Your task is to gather the lines below that hold the string "ffffff".
══════
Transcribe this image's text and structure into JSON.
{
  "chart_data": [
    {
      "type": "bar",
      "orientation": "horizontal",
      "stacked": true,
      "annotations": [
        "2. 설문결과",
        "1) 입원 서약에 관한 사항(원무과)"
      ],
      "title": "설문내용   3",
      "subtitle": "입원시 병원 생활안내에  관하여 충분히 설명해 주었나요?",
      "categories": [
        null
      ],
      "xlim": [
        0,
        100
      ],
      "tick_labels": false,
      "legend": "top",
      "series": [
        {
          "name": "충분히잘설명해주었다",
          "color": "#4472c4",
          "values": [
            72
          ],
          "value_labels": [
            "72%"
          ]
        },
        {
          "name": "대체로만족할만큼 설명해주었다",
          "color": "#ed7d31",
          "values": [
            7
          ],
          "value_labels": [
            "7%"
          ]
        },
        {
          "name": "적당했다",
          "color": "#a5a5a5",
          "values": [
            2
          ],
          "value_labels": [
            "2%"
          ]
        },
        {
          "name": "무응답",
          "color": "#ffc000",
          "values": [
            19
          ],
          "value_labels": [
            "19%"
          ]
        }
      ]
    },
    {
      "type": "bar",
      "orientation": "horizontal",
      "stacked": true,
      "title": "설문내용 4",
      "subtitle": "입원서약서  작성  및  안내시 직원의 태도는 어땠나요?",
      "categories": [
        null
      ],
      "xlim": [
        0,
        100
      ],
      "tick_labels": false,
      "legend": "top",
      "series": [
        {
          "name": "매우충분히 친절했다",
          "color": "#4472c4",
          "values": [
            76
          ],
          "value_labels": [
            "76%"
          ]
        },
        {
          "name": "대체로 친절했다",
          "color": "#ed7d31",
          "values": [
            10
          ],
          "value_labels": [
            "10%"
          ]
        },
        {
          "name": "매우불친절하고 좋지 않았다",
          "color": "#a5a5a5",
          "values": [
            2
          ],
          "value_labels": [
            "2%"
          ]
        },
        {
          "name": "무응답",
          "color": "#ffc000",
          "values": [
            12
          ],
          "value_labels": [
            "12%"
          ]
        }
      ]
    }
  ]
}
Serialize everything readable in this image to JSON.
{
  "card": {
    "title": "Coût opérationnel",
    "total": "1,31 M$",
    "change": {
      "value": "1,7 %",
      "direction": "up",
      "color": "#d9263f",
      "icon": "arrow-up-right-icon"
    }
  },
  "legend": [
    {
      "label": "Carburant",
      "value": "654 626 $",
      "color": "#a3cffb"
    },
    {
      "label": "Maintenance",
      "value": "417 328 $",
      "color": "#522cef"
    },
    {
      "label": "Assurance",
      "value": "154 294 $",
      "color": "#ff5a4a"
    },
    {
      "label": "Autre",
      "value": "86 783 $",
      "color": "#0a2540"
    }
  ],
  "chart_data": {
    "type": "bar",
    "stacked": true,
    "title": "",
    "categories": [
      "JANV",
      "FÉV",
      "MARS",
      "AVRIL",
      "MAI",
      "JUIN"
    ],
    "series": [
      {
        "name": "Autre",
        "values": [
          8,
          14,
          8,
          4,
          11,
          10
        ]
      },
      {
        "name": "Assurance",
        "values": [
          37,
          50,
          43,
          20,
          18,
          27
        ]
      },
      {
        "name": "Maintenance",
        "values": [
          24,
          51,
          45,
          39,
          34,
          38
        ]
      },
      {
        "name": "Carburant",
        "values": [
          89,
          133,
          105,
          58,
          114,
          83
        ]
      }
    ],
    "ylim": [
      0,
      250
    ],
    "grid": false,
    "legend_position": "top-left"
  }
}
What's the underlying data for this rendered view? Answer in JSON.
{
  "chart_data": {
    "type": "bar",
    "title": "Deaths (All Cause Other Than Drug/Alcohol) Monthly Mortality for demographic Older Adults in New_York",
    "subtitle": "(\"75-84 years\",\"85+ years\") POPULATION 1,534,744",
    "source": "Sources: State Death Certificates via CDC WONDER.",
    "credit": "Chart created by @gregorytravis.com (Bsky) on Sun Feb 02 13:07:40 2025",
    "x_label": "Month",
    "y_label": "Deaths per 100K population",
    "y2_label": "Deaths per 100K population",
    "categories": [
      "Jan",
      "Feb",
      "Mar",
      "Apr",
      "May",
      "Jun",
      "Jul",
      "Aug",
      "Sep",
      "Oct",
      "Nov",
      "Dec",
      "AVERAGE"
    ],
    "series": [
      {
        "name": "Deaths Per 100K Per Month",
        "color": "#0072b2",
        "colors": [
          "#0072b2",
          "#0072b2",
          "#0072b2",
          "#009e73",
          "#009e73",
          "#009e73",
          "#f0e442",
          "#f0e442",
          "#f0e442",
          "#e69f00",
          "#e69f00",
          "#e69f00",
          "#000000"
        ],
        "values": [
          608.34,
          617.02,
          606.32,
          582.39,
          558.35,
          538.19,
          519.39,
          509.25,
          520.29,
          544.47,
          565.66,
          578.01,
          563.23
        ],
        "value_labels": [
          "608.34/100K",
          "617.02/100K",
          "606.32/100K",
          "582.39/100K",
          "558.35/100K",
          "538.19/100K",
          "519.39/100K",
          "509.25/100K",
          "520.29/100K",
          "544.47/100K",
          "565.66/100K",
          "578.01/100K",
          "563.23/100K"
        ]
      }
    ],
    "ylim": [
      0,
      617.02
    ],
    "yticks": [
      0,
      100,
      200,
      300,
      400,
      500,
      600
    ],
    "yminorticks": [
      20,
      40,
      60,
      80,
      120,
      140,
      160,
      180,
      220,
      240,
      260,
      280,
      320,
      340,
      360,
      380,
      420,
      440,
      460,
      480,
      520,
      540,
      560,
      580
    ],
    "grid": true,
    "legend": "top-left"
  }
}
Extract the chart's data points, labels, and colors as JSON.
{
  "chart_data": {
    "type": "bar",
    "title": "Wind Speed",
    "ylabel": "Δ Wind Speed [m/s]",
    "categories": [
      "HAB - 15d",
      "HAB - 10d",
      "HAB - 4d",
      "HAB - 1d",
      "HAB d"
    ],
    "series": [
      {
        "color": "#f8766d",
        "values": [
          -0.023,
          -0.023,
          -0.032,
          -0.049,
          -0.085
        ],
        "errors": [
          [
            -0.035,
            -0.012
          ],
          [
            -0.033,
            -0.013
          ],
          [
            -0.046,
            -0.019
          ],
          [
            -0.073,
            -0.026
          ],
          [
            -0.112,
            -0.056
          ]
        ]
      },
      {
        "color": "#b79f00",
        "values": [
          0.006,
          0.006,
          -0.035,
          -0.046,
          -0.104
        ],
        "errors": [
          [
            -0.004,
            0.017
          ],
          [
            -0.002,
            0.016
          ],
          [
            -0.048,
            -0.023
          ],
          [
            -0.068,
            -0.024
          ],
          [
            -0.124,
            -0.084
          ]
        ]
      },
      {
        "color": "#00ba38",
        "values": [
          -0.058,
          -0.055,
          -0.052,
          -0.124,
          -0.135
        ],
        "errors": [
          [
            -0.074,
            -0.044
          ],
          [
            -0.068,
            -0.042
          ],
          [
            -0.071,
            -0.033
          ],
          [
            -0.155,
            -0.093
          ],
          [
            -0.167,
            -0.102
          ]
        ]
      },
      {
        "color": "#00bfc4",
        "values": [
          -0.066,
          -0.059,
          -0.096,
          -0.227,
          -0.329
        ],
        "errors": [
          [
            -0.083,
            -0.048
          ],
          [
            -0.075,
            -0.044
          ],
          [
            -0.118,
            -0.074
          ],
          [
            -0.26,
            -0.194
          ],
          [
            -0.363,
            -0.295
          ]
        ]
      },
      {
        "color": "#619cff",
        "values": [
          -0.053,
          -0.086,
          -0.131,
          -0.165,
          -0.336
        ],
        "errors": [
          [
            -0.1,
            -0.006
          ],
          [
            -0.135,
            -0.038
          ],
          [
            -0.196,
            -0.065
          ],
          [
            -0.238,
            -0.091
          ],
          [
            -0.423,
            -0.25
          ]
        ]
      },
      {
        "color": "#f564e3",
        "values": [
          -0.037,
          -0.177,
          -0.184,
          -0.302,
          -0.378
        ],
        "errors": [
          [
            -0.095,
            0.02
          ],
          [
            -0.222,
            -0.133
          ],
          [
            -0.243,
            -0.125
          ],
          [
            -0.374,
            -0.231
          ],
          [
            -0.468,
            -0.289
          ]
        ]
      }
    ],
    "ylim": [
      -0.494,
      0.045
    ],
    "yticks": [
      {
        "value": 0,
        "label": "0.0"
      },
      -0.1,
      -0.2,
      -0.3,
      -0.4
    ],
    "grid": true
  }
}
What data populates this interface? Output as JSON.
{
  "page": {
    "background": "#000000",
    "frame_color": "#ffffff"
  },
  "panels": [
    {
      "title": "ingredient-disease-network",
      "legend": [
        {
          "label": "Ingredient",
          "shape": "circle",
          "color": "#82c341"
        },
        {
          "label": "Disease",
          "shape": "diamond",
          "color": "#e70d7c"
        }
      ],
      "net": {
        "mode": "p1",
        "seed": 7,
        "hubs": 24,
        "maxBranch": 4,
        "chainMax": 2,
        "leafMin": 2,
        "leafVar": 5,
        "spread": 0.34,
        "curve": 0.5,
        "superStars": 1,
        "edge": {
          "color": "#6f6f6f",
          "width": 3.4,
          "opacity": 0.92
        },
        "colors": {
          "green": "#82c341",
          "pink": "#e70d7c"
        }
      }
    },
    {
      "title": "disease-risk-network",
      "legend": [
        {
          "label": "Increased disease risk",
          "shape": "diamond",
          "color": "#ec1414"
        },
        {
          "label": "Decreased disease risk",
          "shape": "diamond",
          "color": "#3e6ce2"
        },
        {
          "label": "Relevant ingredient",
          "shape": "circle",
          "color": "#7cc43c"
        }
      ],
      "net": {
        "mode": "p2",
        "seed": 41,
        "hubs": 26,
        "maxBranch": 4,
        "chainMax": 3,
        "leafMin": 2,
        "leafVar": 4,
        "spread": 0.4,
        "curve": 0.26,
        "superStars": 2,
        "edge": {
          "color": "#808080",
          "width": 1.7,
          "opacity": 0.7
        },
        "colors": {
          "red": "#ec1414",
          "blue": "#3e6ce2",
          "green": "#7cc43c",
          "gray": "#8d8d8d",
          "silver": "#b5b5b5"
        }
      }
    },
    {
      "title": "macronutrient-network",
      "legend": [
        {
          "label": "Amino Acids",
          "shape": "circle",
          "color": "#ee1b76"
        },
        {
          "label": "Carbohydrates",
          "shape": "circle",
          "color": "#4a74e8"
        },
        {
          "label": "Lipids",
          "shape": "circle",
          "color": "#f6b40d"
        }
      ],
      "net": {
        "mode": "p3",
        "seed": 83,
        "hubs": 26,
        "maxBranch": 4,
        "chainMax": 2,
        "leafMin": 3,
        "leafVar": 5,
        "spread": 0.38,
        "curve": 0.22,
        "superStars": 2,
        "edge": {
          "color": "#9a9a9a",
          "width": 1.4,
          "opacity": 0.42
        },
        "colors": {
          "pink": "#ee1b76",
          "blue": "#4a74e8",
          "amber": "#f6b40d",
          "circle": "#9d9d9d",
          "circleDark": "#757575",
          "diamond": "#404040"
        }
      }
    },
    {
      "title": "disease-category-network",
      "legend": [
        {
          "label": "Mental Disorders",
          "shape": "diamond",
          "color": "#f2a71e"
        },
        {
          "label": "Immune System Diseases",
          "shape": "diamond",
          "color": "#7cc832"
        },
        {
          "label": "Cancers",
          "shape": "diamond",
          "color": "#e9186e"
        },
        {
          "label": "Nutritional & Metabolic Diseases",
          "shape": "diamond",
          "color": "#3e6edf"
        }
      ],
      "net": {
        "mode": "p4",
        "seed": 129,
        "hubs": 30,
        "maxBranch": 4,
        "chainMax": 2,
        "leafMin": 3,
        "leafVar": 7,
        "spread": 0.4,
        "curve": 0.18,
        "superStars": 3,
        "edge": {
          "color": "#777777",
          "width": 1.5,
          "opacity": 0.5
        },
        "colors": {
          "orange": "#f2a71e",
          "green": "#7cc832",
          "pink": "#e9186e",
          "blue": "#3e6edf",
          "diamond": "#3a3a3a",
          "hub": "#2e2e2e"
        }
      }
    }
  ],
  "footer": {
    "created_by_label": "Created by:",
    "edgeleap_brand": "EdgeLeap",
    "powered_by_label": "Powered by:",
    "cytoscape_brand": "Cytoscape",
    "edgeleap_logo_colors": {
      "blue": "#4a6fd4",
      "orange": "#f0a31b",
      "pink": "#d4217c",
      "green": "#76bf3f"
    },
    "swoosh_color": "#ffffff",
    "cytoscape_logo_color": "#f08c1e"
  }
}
══════
*Task output*:
    "frame_color": "#ffffff"
    "swoosh_color": "#ffffff",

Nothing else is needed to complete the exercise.